Material
—————
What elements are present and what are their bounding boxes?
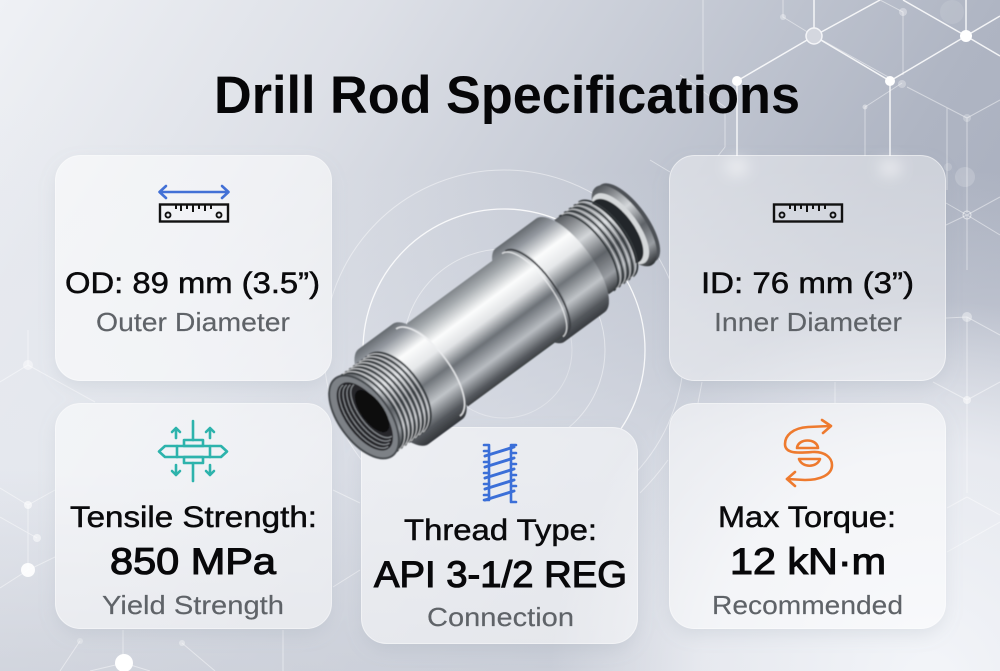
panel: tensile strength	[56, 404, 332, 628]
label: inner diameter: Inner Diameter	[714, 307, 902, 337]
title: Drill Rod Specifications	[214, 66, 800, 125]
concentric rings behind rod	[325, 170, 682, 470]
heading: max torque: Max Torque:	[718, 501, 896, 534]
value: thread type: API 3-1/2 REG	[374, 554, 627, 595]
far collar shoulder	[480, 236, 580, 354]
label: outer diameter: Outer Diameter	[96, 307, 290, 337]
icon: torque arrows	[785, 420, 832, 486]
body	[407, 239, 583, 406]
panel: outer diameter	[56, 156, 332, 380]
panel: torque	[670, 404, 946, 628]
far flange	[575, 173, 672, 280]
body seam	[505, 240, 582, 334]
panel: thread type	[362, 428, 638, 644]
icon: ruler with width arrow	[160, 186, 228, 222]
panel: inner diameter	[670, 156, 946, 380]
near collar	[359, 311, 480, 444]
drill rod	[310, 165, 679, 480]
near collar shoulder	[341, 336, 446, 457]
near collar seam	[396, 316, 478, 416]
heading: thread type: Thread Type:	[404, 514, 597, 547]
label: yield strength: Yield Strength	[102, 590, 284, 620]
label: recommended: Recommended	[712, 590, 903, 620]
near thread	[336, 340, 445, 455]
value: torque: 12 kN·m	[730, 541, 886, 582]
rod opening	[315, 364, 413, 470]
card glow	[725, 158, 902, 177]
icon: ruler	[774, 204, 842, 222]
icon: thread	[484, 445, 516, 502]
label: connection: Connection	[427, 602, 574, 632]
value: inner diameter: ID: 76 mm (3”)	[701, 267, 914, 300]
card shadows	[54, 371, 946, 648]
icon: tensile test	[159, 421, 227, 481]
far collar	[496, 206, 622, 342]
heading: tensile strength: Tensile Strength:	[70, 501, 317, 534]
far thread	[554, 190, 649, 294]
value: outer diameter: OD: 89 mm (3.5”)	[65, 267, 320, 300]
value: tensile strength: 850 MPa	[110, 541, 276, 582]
—————
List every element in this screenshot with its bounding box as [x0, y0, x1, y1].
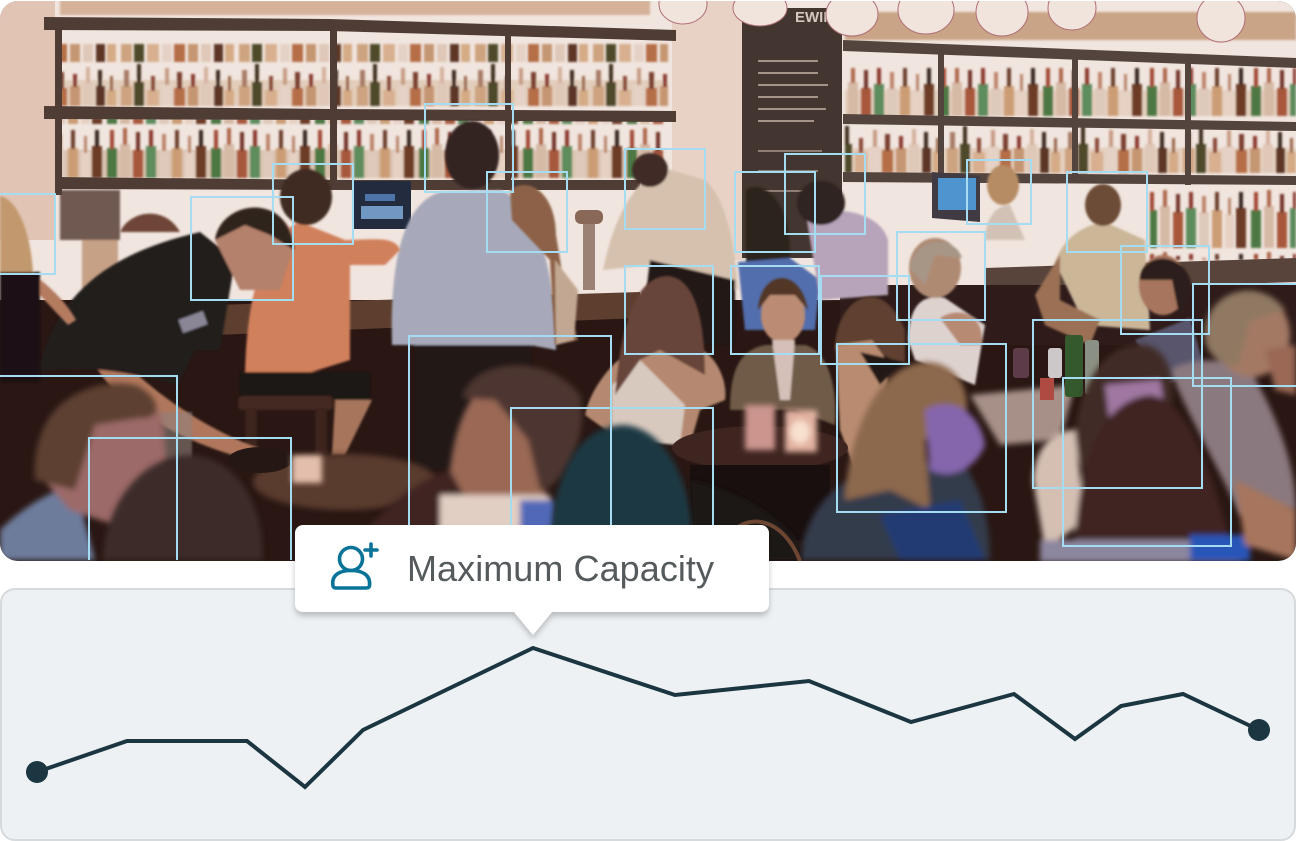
—————
Exercise aim
Write out the lines of the records from the line containing "What elements are" through the line containing "420, 832, 486]", with both of those lines included. Do not include the pictures in your answer.

Task result
What elements are present and what are their bounding boxes?
panel: tensile strength	[56, 404, 332, 628]
label: inner diameter: Inner Diameter	[714, 307, 902, 337]
title: Drill Rod Specifications	[214, 66, 800, 125]
concentric rings behind rod	[325, 170, 682, 470]
heading: max torque: Max Torque:	[718, 501, 896, 534]
value: thread type: API 3-1/2 REG	[374, 554, 627, 595]
far collar shoulder	[480, 236, 580, 354]
label: outer diameter: Outer Diameter	[96, 307, 290, 337]
icon: torque arrows	[785, 420, 832, 486]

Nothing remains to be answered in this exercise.